INSTRUCTIONS FOR THE TASK: Every line that contains the word "triangle" should be copied out.

Figure data in JSON:
┄┄┄┄┄┄┄┄┄┄┄┄┄┄┄┄┄┄┄┄

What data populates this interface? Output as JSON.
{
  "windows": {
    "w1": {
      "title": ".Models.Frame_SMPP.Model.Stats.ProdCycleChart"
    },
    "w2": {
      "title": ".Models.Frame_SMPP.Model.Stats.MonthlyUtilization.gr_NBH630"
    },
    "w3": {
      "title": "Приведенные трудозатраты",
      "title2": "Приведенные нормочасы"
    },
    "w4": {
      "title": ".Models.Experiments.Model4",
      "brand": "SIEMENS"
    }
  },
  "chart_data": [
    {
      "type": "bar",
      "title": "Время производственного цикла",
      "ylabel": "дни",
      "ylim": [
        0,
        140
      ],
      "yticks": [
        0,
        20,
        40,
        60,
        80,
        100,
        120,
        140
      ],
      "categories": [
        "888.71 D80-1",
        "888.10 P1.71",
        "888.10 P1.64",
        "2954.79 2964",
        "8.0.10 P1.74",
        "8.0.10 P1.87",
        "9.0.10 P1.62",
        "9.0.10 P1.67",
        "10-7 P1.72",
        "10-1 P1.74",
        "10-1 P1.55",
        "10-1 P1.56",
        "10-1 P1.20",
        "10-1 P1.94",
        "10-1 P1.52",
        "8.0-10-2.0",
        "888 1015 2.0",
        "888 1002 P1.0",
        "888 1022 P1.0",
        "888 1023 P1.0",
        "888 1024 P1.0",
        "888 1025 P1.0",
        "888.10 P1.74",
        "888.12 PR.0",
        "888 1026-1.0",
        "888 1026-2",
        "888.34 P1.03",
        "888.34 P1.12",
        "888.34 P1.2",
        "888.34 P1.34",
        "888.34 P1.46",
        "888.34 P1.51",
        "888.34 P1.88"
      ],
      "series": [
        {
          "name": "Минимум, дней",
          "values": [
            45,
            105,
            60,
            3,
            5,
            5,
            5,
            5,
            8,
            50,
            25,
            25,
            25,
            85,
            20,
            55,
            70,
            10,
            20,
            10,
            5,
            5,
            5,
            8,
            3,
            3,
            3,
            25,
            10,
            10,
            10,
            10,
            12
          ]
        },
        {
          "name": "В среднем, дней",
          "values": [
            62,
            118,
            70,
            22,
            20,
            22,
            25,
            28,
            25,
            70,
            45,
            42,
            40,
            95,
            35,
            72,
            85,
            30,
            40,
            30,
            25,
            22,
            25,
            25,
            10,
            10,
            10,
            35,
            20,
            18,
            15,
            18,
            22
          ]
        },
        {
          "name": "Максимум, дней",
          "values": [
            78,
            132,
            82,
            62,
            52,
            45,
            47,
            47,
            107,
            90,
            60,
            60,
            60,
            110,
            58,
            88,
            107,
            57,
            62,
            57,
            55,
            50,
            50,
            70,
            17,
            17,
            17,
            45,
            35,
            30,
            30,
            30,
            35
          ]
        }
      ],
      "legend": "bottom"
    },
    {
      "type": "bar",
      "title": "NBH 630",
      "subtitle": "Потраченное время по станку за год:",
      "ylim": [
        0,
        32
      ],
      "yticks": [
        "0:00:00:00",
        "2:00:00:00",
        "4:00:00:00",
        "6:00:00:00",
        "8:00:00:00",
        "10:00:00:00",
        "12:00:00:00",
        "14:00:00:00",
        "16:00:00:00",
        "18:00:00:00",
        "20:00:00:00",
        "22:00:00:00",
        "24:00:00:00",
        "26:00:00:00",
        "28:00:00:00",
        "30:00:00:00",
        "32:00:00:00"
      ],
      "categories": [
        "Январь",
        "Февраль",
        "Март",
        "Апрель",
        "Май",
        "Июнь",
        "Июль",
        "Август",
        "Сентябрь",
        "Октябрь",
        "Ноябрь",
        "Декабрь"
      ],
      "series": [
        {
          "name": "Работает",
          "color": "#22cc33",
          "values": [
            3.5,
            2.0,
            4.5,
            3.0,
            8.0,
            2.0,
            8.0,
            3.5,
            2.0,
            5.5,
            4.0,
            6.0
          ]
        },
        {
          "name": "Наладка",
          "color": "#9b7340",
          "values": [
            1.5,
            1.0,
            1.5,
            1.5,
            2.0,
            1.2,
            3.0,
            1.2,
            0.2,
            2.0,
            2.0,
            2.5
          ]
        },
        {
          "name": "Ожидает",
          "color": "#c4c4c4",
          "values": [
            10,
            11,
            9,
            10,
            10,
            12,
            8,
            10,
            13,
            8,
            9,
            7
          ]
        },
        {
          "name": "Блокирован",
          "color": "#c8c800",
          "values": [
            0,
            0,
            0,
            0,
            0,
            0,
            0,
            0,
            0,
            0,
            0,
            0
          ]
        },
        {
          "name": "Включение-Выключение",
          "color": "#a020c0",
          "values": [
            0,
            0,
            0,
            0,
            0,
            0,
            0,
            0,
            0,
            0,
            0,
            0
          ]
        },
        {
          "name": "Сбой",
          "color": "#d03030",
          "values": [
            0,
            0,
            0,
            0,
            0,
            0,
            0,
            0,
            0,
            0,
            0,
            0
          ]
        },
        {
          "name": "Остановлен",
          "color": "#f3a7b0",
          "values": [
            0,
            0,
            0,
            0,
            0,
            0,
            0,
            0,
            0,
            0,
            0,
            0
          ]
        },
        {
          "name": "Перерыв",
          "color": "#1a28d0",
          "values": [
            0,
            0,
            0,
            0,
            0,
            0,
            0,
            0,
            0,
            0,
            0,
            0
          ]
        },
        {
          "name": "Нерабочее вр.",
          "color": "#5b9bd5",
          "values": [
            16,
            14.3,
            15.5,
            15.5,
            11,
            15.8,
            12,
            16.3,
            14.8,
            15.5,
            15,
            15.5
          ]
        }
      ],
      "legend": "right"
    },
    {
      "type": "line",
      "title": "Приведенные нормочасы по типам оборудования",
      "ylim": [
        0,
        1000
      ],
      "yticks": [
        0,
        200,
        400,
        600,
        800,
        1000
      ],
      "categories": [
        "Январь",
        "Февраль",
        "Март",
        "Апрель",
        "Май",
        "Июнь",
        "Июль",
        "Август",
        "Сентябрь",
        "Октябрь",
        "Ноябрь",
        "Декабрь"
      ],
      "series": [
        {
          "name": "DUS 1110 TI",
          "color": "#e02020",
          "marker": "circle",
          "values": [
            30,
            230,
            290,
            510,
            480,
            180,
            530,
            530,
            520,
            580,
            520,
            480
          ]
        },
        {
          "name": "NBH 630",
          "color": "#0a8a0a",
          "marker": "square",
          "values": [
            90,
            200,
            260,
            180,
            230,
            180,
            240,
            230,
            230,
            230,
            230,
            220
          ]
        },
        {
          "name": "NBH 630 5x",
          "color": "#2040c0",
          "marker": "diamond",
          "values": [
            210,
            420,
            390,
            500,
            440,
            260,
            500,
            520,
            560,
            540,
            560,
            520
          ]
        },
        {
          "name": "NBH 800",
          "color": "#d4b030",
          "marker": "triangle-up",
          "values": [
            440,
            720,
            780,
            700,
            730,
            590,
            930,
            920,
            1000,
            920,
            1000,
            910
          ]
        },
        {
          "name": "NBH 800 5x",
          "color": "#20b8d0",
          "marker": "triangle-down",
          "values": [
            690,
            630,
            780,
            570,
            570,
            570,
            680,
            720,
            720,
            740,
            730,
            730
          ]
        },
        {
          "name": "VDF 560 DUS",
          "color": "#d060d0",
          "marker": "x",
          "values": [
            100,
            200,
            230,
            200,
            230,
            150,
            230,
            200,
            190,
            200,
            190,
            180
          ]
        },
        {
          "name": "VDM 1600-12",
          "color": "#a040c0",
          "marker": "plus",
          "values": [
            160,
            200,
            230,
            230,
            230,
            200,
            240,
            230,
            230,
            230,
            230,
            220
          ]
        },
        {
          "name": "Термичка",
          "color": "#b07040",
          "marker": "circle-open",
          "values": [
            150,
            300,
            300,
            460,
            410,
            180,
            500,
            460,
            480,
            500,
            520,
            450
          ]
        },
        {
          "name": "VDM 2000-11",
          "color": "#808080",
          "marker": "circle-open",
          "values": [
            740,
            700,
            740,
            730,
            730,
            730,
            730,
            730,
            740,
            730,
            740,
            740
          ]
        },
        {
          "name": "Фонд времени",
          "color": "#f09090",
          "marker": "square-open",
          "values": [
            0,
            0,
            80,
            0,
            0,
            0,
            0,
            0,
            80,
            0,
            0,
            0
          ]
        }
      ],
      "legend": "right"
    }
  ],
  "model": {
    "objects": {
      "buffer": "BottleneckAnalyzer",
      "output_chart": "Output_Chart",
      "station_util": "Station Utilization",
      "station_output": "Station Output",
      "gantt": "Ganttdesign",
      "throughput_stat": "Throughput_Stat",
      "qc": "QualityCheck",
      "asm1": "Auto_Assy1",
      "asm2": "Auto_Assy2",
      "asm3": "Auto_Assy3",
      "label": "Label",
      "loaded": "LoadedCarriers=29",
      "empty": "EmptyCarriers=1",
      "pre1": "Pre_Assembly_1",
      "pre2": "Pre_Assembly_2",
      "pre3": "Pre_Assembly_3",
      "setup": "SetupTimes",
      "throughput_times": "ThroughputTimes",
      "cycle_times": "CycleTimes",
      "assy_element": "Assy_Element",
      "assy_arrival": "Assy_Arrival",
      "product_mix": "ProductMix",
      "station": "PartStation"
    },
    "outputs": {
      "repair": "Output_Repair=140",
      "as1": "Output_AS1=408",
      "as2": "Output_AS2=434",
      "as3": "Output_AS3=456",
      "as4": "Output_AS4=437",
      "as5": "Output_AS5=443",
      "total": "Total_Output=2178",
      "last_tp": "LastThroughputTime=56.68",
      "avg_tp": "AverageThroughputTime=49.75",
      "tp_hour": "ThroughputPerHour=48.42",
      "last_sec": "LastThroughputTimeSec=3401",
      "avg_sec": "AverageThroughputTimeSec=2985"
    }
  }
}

┄┄┄┄┄┄┄┄┄┄┄┄┄┄┄┄┄┄┄┄

WRITTEN RESPONSE:
          "marker": "triangle-up",
          "marker": "triangle-down",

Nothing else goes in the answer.